Exercise instructions:
Write out every entry exactly as given, but omit the pictures.

(Stored items)
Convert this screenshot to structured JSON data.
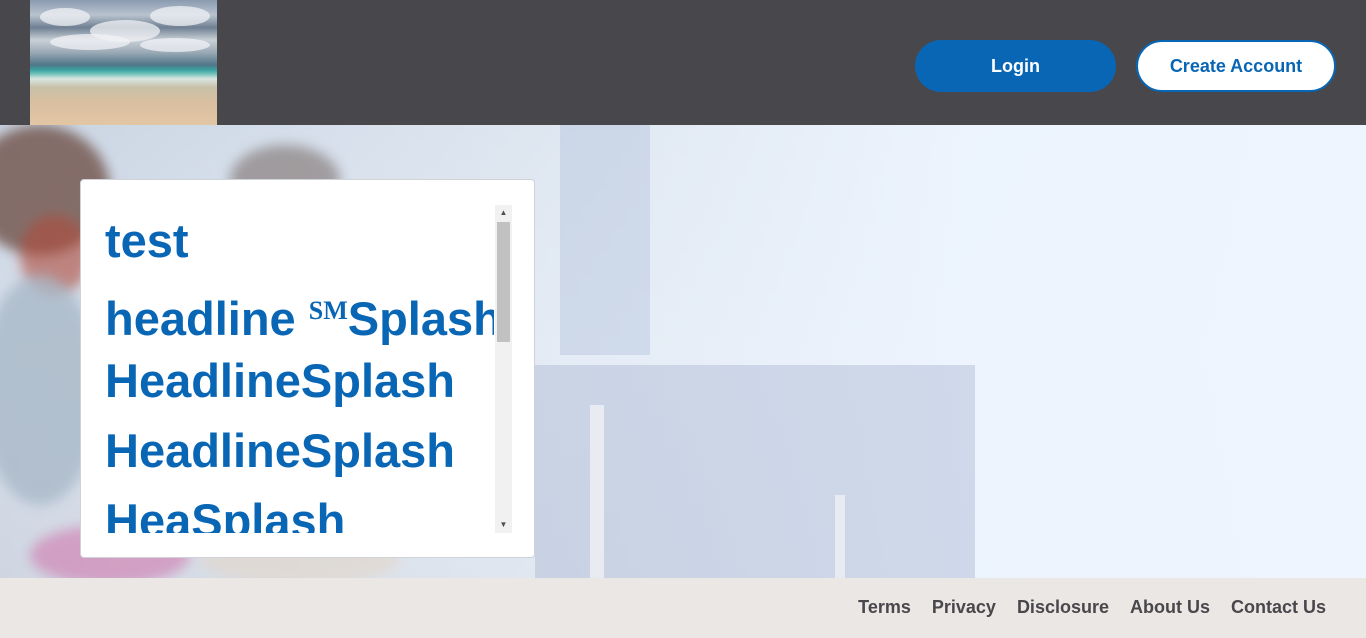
{
  "header": {
    "logo_image": "beach-photo",
    "login_label": "Login",
    "create_account_label": "Create Account"
  },
  "panel": {
    "headlines": [
      {
        "text": "test",
        "sm": "",
        "after": ""
      },
      {
        "text": "headline ",
        "sm": "SM",
        "after": "Splash"
      },
      {
        "text": "HeadlineSplash",
        "sm": "",
        "after": ""
      },
      {
        "text": "HeadlineSplash",
        "sm": "",
        "after": ""
      },
      {
        "text": "HeaSplash",
        "sm": "",
        "after": ""
      }
    ]
  },
  "footer": {
    "links": [
      "Terms",
      "Privacy",
      "Disclosure",
      "About Us",
      "Contact Us"
    ]
  },
  "colors": {
    "header_bg": "#48474c",
    "brand_blue": "#0866b5",
    "footer_bg": "#ebe7e5",
    "footer_text": "#48474c"
  }
}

Worked solution:
Convert this screenshot to structured JSON data.
{
  "header": {
    "logo_image": "beach-photo",
    "login_label": "Login",
    "create_account_label": "Create Account"
  },
  "panel": {
    "headlines": [
      {
        "text": "test",
        "sm": "",
        "after": ""
      },
      {
        "text": "headline ",
        "sm": "SM",
        "after": "Splash"
      },
      {
        "text": "HeadlineSplash",
        "sm": "",
        "after": ""
      },
      {
        "text": "HeadlineSplash",
        "sm": "",
        "after": ""
      },
      {
        "text": "HeaSplash",
        "sm": "",
        "after": ""
      }
    ]
  },
  "footer": {
    "links": [
      "Terms",
      "Privacy",
      "Disclosure",
      "About Us",
      "Contact Us"
    ]
  },
  "colors": {
    "header_bg": "#48474c",
    "brand_blue": "#0866b5",
    "footer_bg": "#ebe7e5",
    "footer_text": "#48474c"
  }
}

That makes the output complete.